>> BEGIN DATA PROVIDED

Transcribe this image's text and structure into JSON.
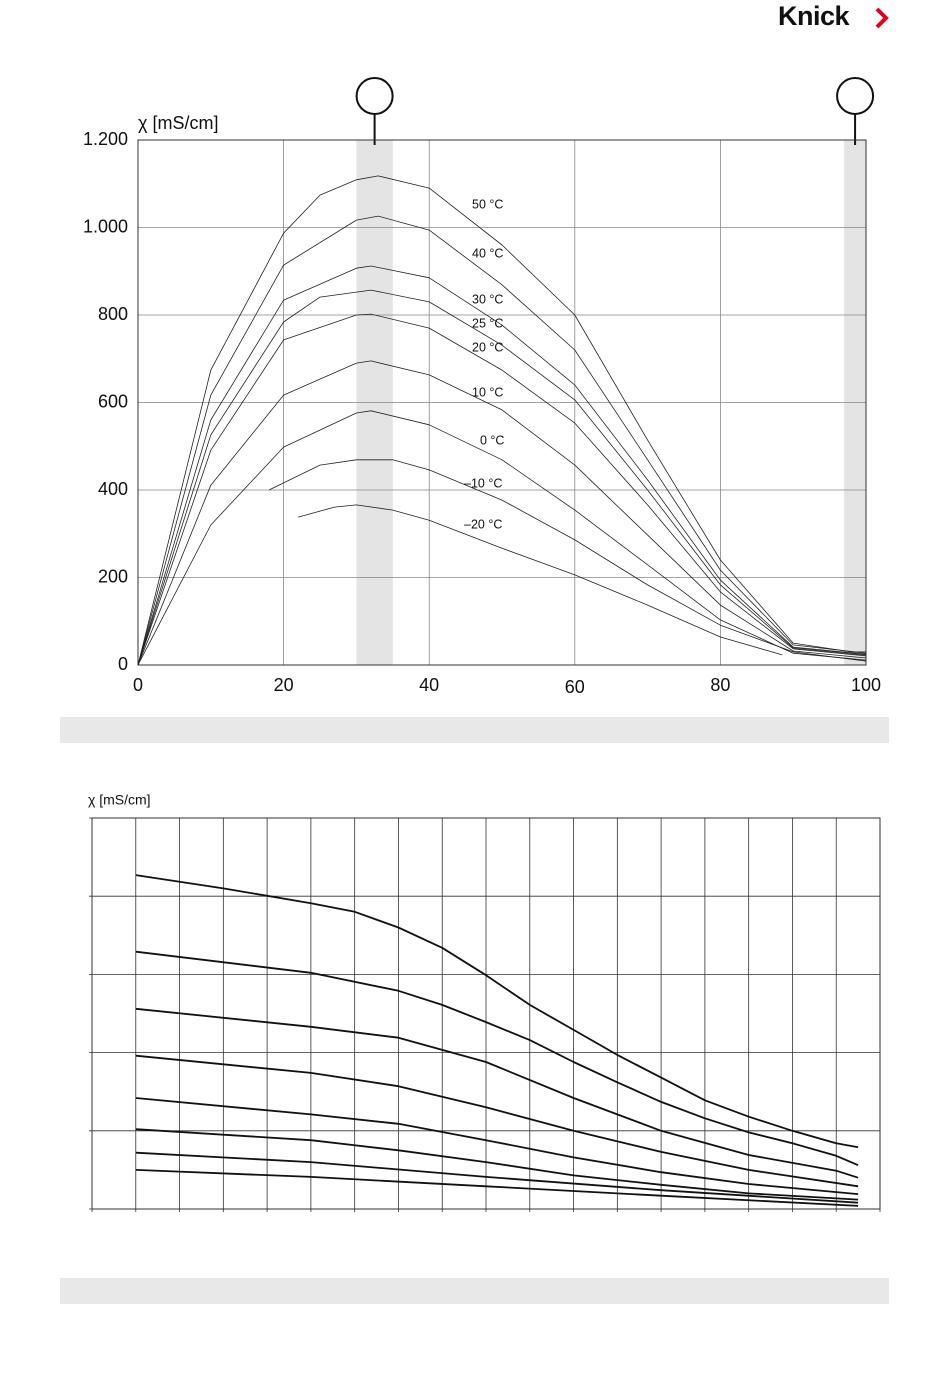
{
  "header": {
    "logo": "Knick"
  },
  "chart_data": [
    {
      "type": "line",
      "y_label": "χ  [mS/cm]",
      "xlim": [
        0,
        100
      ],
      "xticks": [
        0,
        20,
        40,
        60,
        80,
        100
      ],
      "ylim": [
        0,
        1200
      ],
      "yticks": [
        0,
        200,
        400,
        600,
        800,
        {
          "value": 1000,
          "label": "1.000"
        },
        {
          "value": 1200,
          "label": "1.200"
        }
      ],
      "grid": true,
      "shaded_ranges": [
        [
          30,
          35
        ],
        [
          97,
          100
        ]
      ],
      "series": [
        {
          "name": "50 °C",
          "color": "#222",
          "x": [
            0,
            10,
            20,
            25,
            30,
            33,
            40,
            50,
            60,
            70,
            80,
            90,
            98,
            100
          ],
          "values": [
            0,
            674,
            987,
            1074,
            1109,
            1118,
            1090,
            960,
            800,
            514,
            240,
            50,
            30,
            30
          ]
        },
        {
          "name": "40 °C",
          "color": "#222",
          "x": [
            0,
            10,
            20,
            30,
            33,
            40,
            50,
            60,
            70,
            80,
            90,
            100
          ],
          "values": [
            0,
            617,
            914,
            1017,
            1026,
            994,
            869,
            720,
            469,
            217,
            46,
            27
          ]
        },
        {
          "name": "30 °C",
          "color": "#222",
          "x": [
            0,
            10,
            20,
            30,
            32,
            40,
            50,
            60,
            70,
            80,
            90,
            100
          ],
          "values": [
            0,
            560,
            834,
            907,
            912,
            885,
            777,
            640,
            423,
            194,
            41,
            25
          ]
        },
        {
          "name": "25 °C",
          "color": "#222",
          "x": [
            0,
            10,
            20,
            25,
            32,
            40,
            50,
            60,
            70,
            80,
            90,
            100
          ],
          "values": [
            0,
            526,
            784,
            841,
            857,
            830,
            731,
            606,
            400,
            183,
            39,
            23
          ]
        },
        {
          "name": "20 °C",
          "color": "#222",
          "x": [
            0,
            10,
            20,
            30,
            32,
            40,
            50,
            60,
            70,
            80,
            90,
            100
          ],
          "values": [
            0,
            491,
            743,
            800,
            802,
            770,
            674,
            553,
            366,
            167,
            37,
            21
          ]
        },
        {
          "name": "10 °C",
          "color": "#222",
          "x": [
            0,
            10,
            20,
            30,
            32,
            40,
            50,
            60,
            70,
            80,
            90,
            100
          ],
          "values": [
            0,
            411,
            617,
            690,
            695,
            663,
            583,
            457,
            297,
            137,
            32,
            16
          ]
        },
        {
          "name": "0 °C",
          "color": "#222",
          "x": [
            0,
            10,
            20,
            30,
            32,
            40,
            50,
            60,
            70,
            80,
            90,
            100
          ],
          "values": [
            0,
            320,
            498,
            576,
            581,
            549,
            469,
            354,
            229,
            103,
            27,
            11
          ]
        },
        {
          "name": "–10 °C",
          "color": "#222",
          "x": [
            18,
            25,
            30,
            35,
            40,
            50,
            60,
            70,
            80,
            90,
            100
          ],
          "values": [
            400,
            457,
            469,
            469,
            446,
            377,
            286,
            183,
            91,
            30,
            9
          ]
        },
        {
          "name": "–20 °C",
          "color": "#222",
          "x": [
            22,
            27,
            30,
            35,
            40,
            50,
            60,
            70,
            80,
            88.5
          ],
          "values": [
            338,
            361,
            366,
            354,
            331,
            267,
            206,
            137,
            64,
            23
          ]
        }
      ]
    },
    {
      "type": "line",
      "y_label": "χ  [mS/cm]",
      "xlim": [
        0,
        18
      ],
      "ylim": [
        0,
        5
      ],
      "grid": true,
      "series": [
        {
          "color": "#111",
          "x": [
            1,
            3,
            5,
            6,
            7,
            8,
            9,
            10,
            11,
            12,
            13,
            14,
            15,
            16,
            17,
            17.5
          ],
          "values": [
            4.27,
            4.1,
            3.91,
            3.8,
            3.6,
            3.34,
            2.99,
            2.61,
            2.29,
            1.97,
            1.68,
            1.39,
            1.18,
            1.0,
            0.84,
            0.79
          ]
        },
        {
          "color": "#111",
          "x": [
            1,
            5,
            7,
            8,
            9,
            10,
            11,
            12,
            13,
            14,
            15,
            16,
            17,
            17.5
          ],
          "values": [
            3.29,
            3.02,
            2.79,
            2.61,
            2.39,
            2.16,
            1.88,
            1.62,
            1.37,
            1.16,
            0.98,
            0.84,
            0.68,
            0.56
          ]
        },
        {
          "color": "#111",
          "x": [
            1,
            5,
            7,
            9,
            11,
            13,
            15,
            17,
            17.5
          ],
          "values": [
            2.56,
            2.33,
            2.19,
            1.88,
            1.42,
            1.0,
            0.69,
            0.49,
            0.4
          ]
        },
        {
          "color": "#111",
          "x": [
            1,
            5,
            7,
            9,
            11,
            13,
            15,
            17.5
          ],
          "values": [
            1.96,
            1.74,
            1.57,
            1.3,
            1.0,
            0.73,
            0.5,
            0.29
          ]
        },
        {
          "color": "#111",
          "x": [
            1,
            5,
            7,
            9,
            11,
            13,
            15,
            17.5
          ],
          "values": [
            1.42,
            1.21,
            1.09,
            0.88,
            0.66,
            0.47,
            0.32,
            0.19
          ]
        },
        {
          "color": "#111",
          "x": [
            1,
            5,
            7,
            9,
            11,
            13,
            15,
            17.5
          ],
          "values": [
            1.02,
            0.88,
            0.75,
            0.6,
            0.43,
            0.31,
            0.2,
            0.12
          ]
        },
        {
          "color": "#111",
          "x": [
            1,
            5,
            9,
            13,
            17.5
          ],
          "values": [
            0.72,
            0.6,
            0.41,
            0.24,
            0.08
          ]
        },
        {
          "color": "#111",
          "x": [
            1,
            5,
            9,
            13,
            17.5
          ],
          "values": [
            0.5,
            0.41,
            0.29,
            0.17,
            0.04
          ]
        }
      ]
    }
  ]
}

>> END DATA PROVIDED

JOB:
All of the lines above should be retyped precisely, apart from the pictures.

CORRECT RESPONSE:
Transcribe this image's text and structure into JSON.
{
  "header": {
    "logo": "Knick"
  },
  "chart_data": [
    {
      "type": "line",
      "y_label": "χ  [mS/cm]",
      "xlim": [
        0,
        100
      ],
      "xticks": [
        0,
        20,
        40,
        60,
        80,
        100
      ],
      "ylim": [
        0,
        1200
      ],
      "yticks": [
        0,
        200,
        400,
        600,
        800,
        {
          "value": 1000,
          "label": "1.000"
        },
        {
          "value": 1200,
          "label": "1.200"
        }
      ],
      "grid": true,
      "shaded_ranges": [
        [
          30,
          35
        ],
        [
          97,
          100
        ]
      ],
      "series": [
        {
          "name": "50 °C",
          "color": "#222",
          "x": [
            0,
            10,
            20,
            25,
            30,
            33,
            40,
            50,
            60,
            70,
            80,
            90,
            98,
            100
          ],
          "values": [
            0,
            674,
            987,
            1074,
            1109,
            1118,
            1090,
            960,
            800,
            514,
            240,
            50,
            30,
            30
          ]
        },
        {
          "name": "40 °C",
          "color": "#222",
          "x": [
            0,
            10,
            20,
            30,
            33,
            40,
            50,
            60,
            70,
            80,
            90,
            100
          ],
          "values": [
            0,
            617,
            914,
            1017,
            1026,
            994,
            869,
            720,
            469,
            217,
            46,
            27
          ]
        },
        {
          "name": "30 °C",
          "color": "#222",
          "x": [
            0,
            10,
            20,
            30,
            32,
            40,
            50,
            60,
            70,
            80,
            90,
            100
          ],
          "values": [
            0,
            560,
            834,
            907,
            912,
            885,
            777,
            640,
            423,
            194,
            41,
            25
          ]
        },
        {
          "name": "25 °C",
          "color": "#222",
          "x": [
            0,
            10,
            20,
            25,
            32,
            40,
            50,
            60,
            70,
            80,
            90,
            100
          ],
          "values": [
            0,
            526,
            784,
            841,
            857,
            830,
            731,
            606,
            400,
            183,
            39,
            23
          ]
        },
        {
          "name": "20 °C",
          "color": "#222",
          "x": [
            0,
            10,
            20,
            30,
            32,
            40,
            50,
            60,
            70,
            80,
            90,
            100
          ],
          "values": [
            0,
            491,
            743,
            800,
            802,
            770,
            674,
            553,
            366,
            167,
            37,
            21
          ]
        },
        {
          "name": "10 °C",
          "color": "#222",
          "x": [
            0,
            10,
            20,
            30,
            32,
            40,
            50,
            60,
            70,
            80,
            90,
            100
          ],
          "values": [
            0,
            411,
            617,
            690,
            695,
            663,
            583,
            457,
            297,
            137,
            32,
            16
          ]
        },
        {
          "name": "0 °C",
          "color": "#222",
          "x": [
            0,
            10,
            20,
            30,
            32,
            40,
            50,
            60,
            70,
            80,
            90,
            100
          ],
          "values": [
            0,
            320,
            498,
            576,
            581,
            549,
            469,
            354,
            229,
            103,
            27,
            11
          ]
        },
        {
          "name": "–10 °C",
          "color": "#222",
          "x": [
            18,
            25,
            30,
            35,
            40,
            50,
            60,
            70,
            80,
            90,
            100
          ],
          "values": [
            400,
            457,
            469,
            469,
            446,
            377,
            286,
            183,
            91,
            30,
            9
          ]
        },
        {
          "name": "–20 °C",
          "color": "#222",
          "x": [
            22,
            27,
            30,
            35,
            40,
            50,
            60,
            70,
            80,
            88.5
          ],
          "values": [
            338,
            361,
            366,
            354,
            331,
            267,
            206,
            137,
            64,
            23
          ]
        }
      ]
    },
    {
      "type": "line",
      "y_label": "χ  [mS/cm]",
      "xlim": [
        0,
        18
      ],
      "ylim": [
        0,
        5
      ],
      "grid": true,
      "series": [
        {
          "color": "#111",
          "x": [
            1,
            3,
            5,
            6,
            7,
            8,
            9,
            10,
            11,
            12,
            13,
            14,
            15,
            16,
            17,
            17.5
          ],
          "values": [
            4.27,
            4.1,
            3.91,
            3.8,
            3.6,
            3.34,
            2.99,
            2.61,
            2.29,
            1.97,
            1.68,
            1.39,
            1.18,
            1.0,
            0.84,
            0.79
          ]
        },
        {
          "color": "#111",
          "x": [
            1,
            5,
            7,
            8,
            9,
            10,
            11,
            12,
            13,
            14,
            15,
            16,
            17,
            17.5
          ],
          "values": [
            3.29,
            3.02,
            2.79,
            2.61,
            2.39,
            2.16,
            1.88,
            1.62,
            1.37,
            1.16,
            0.98,
            0.84,
            0.68,
            0.56
          ]
        },
        {
          "color": "#111",
          "x": [
            1,
            5,
            7,
            9,
            11,
            13,
            15,
            17,
            17.5
          ],
          "values": [
            2.56,
            2.33,
            2.19,
            1.88,
            1.42,
            1.0,
            0.69,
            0.49,
            0.4
          ]
        },
        {
          "color": "#111",
          "x": [
            1,
            5,
            7,
            9,
            11,
            13,
            15,
            17.5
          ],
          "values": [
            1.96,
            1.74,
            1.57,
            1.3,
            1.0,
            0.73,
            0.5,
            0.29
          ]
        },
        {
          "color": "#111",
          "x": [
            1,
            5,
            7,
            9,
            11,
            13,
            15,
            17.5
          ],
          "values": [
            1.42,
            1.21,
            1.09,
            0.88,
            0.66,
            0.47,
            0.32,
            0.19
          ]
        },
        {
          "color": "#111",
          "x": [
            1,
            5,
            7,
            9,
            11,
            13,
            15,
            17.5
          ],
          "values": [
            1.02,
            0.88,
            0.75,
            0.6,
            0.43,
            0.31,
            0.2,
            0.12
          ]
        },
        {
          "color": "#111",
          "x": [
            1,
            5,
            9,
            13,
            17.5
          ],
          "values": [
            0.72,
            0.6,
            0.41,
            0.24,
            0.08
          ]
        },
        {
          "color": "#111",
          "x": [
            1,
            5,
            9,
            13,
            17.5
          ],
          "values": [
            0.5,
            0.41,
            0.29,
            0.17,
            0.04
          ]
        }
      ]
    }
  ]
}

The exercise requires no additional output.